* _Instructions for the task_
Reproduce this listing in full.

* * * * * * * * *

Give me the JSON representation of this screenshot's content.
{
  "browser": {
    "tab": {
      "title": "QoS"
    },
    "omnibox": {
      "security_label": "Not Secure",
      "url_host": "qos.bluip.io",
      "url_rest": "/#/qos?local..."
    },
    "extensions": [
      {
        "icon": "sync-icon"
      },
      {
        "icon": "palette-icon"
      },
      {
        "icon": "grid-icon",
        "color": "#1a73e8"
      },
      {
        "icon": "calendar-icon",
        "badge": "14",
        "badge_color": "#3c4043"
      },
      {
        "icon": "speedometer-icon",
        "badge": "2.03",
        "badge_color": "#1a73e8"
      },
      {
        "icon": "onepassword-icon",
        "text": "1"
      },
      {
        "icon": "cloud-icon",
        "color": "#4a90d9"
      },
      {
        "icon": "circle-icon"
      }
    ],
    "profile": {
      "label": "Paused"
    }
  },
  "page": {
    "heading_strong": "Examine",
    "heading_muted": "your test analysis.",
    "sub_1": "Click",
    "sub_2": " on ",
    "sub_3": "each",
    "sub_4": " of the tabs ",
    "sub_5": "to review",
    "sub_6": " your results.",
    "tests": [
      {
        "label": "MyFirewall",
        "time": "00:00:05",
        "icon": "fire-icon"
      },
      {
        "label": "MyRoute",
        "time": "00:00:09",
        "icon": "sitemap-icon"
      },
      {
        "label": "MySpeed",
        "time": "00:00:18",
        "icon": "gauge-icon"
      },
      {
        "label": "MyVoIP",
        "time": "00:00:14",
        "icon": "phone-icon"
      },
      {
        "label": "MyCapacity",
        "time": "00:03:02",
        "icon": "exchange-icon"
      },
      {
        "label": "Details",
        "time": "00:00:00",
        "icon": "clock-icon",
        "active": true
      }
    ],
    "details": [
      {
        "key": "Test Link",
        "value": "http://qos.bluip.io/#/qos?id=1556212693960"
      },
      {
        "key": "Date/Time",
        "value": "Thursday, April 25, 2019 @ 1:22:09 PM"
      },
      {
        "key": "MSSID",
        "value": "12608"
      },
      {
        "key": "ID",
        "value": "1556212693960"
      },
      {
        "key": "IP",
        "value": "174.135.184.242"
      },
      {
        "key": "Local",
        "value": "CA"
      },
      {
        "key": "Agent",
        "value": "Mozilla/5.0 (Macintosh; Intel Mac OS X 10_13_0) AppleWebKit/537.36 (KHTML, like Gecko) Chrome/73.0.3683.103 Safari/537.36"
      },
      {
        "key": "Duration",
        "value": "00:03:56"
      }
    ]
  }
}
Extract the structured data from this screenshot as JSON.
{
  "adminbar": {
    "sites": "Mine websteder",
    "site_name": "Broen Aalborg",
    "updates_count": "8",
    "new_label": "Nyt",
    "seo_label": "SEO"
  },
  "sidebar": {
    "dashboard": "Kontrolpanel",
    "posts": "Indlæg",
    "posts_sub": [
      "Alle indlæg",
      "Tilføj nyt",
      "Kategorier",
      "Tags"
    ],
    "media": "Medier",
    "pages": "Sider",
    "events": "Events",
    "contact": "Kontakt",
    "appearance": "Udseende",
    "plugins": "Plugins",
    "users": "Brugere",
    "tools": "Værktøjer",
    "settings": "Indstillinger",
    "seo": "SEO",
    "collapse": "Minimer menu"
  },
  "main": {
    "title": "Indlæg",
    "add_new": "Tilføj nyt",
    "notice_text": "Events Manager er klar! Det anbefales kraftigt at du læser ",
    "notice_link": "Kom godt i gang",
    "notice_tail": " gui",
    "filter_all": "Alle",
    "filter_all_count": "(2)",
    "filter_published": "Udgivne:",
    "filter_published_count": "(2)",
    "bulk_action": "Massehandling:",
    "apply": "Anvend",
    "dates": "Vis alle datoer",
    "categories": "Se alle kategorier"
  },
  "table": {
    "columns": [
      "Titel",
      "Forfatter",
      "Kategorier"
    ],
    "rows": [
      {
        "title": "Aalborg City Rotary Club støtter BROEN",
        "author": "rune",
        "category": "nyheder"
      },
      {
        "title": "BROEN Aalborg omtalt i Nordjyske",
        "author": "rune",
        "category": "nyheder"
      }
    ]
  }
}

* * * * * * * * *

* _Correct output_
Give me the JSON representation of this screenshot's content.
{
  "browser": {
    "tab": {
      "title": "QoS"
    },
    "omnibox": {
      "security_label": "Not Secure",
      "url_host": "qos.bluip.io",
      "url_rest": "/#/qos?local..."
    },
    "extensions": [
      {
        "icon": "sync-icon"
      },
      {
        "icon": "palette-icon"
      },
      {
        "icon": "grid-icon",
        "color": "#1a73e8"
      },
      {
        "icon": "calendar-icon",
        "badge": "14",
        "badge_color": "#3c4043"
      },
      {
        "icon": "speedometer-icon",
        "badge": "2.03",
        "badge_color": "#1a73e8"
      },
      {
        "icon": "onepassword-icon",
        "text": "1"
      },
      {
        "icon": "cloud-icon",
        "color": "#4a90d9"
      },
      {
        "icon": "circle-icon"
      }
    ],
    "profile": {
      "label": "Paused"
    }
  },
  "page": {
    "heading_strong": "Examine",
    "heading_muted": "your test analysis.",
    "sub_1": "Click",
    "sub_2": " on ",
    "sub_3": "each",
    "sub_4": " of the tabs ",
    "sub_5": "to review",
    "sub_6": " your results.",
    "tests": [
      {
        "label": "MyFirewall",
        "time": "00:00:05",
        "icon": "fire-icon"
      },
      {
        "label": "MyRoute",
        "time": "00:00:09",
        "icon": "sitemap-icon"
      },
      {
        "label": "MySpeed",
        "time": "00:00:18",
        "icon": "gauge-icon"
      },
      {
        "label": "MyVoIP",
        "time": "00:00:14",
        "icon": "phone-icon"
      },
      {
        "label": "MyCapacity",
        "time": "00:03:02",
        "icon": "exchange-icon"
      },
      {
        "label": "Details",
        "time": "00:00:00",
        "icon": "clock-icon",
        "active": true
      }
    ],
    "details": [
      {
        "key": "Test Link",
        "value": "http://qos.bluip.io/#/qos?id=1556212693960"
      },
      {
        "key": "Date/Time",
        "value": "Thursday, April 25, 2019 @ 1:22:09 PM"
      },
      {
        "key": "MSSID",
        "value": "12608"
      },
      {
        "key": "ID",
        "value": "1556212693960"
      },
      {
        "key": "IP",
        "value": "174.135.184.242"
      },
      {
        "key": "Local",
        "value": "CA"
      },
      {
        "key": "Agent",
        "value": "Mozilla/5.0 (Macintosh; Intel Mac OS X 10_13_0) AppleWebKit/537.36 (KHTML, like Gecko) Chrome/73.0.3683.103 Safari/537.36"
      },
      {
        "key": "Duration",
        "value": "00:03:56"
      }
    ]
  }
}
Extract the structured data from this screenshot as JSON.
{
  "adminbar": {
    "sites": "Mine websteder",
    "site_name": "Broen Aalborg",
    "updates_count": "8",
    "new_label": "Nyt",
    "seo_label": "SEO"
  },
  "sidebar": {
    "dashboard": "Kontrolpanel",
    "posts": "Indlæg",
    "posts_sub": [
      "Alle indlæg",
      "Tilføj nyt",
      "Kategorier",
      "Tags"
    ],
    "media": "Medier",
    "pages": "Sider",
    "events": "Events",
    "contact": "Kontakt",
    "appearance": "Udseende",
    "plugins": "Plugins",
    "users": "Brugere",
    "tools": "Værktøjer",
    "settings": "Indstillinger",
    "seo": "SEO",
    "collapse": "Minimer menu"
  },
  "main": {
    "title": "Indlæg",
    "add_new": "Tilføj nyt",
    "notice_text": "Events Manager er klar! Det anbefales kraftigt at du læser ",
    "notice_link": "Kom godt i gang",
    "notice_tail": " gui",
    "filter_all": "Alle",
    "filter_all_count": "(2)",
    "filter_published": "Udgivne:",
    "filter_published_count": "(2)",
    "bulk_action": "Massehandling:",
    "apply": "Anvend",
    "dates": "Vis alle datoer",
    "categories": "Se alle kategorier"
  },
  "table": {
    "columns": [
      "Titel",
      "Forfatter",
      "Kategorier"
    ],
    "rows": [
      {
        "title": "Aalborg City Rotary Club støtter BROEN",
        "author": "rune",
        "category": "nyheder"
      },
      {
        "title": "BROEN Aalborg omtalt i Nordjyske",
        "author": "rune",
        "category": "nyheder"
      }
    ]
  }
}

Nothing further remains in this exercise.